OBJECTIVE: Write the data below out exactly as it stands. Do not include the pictures.

___ RAW RECORDS

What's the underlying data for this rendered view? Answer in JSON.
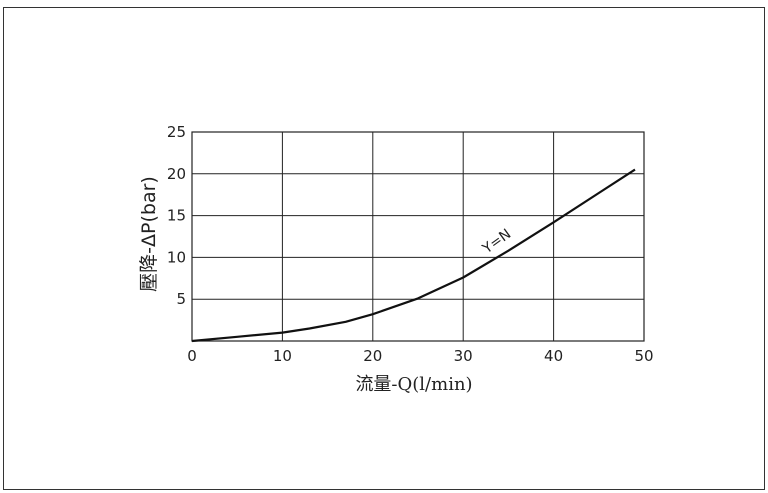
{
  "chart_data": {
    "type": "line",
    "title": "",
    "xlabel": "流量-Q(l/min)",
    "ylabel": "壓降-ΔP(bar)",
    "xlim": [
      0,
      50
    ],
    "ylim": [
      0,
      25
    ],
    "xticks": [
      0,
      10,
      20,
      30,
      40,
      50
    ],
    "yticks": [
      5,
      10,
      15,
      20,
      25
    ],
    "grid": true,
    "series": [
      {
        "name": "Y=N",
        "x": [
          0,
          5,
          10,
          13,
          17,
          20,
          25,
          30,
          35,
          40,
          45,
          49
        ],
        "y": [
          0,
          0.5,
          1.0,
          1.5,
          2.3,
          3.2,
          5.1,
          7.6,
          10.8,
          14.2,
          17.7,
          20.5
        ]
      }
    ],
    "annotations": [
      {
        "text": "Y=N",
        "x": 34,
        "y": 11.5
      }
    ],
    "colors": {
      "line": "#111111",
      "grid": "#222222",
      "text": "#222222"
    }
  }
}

______

RESPONSE:
What's the underlying data for this rendered view? Answer in JSON.
{
  "chart_data": {
    "type": "line",
    "title": "",
    "xlabel": "流量-Q(l/min)",
    "ylabel": "壓降-ΔP(bar)",
    "xlim": [
      0,
      50
    ],
    "ylim": [
      0,
      25
    ],
    "xticks": [
      0,
      10,
      20,
      30,
      40,
      50
    ],
    "yticks": [
      5,
      10,
      15,
      20,
      25
    ],
    "grid": true,
    "series": [
      {
        "name": "Y=N",
        "x": [
          0,
          5,
          10,
          13,
          17,
          20,
          25,
          30,
          35,
          40,
          45,
          49
        ],
        "y": [
          0,
          0.5,
          1.0,
          1.5,
          2.3,
          3.2,
          5.1,
          7.6,
          10.8,
          14.2,
          17.7,
          20.5
        ]
      }
    ],
    "annotations": [
      {
        "text": "Y=N",
        "x": 34,
        "y": 11.5
      }
    ],
    "colors": {
      "line": "#111111",
      "grid": "#222222",
      "text": "#222222"
    }
  }
}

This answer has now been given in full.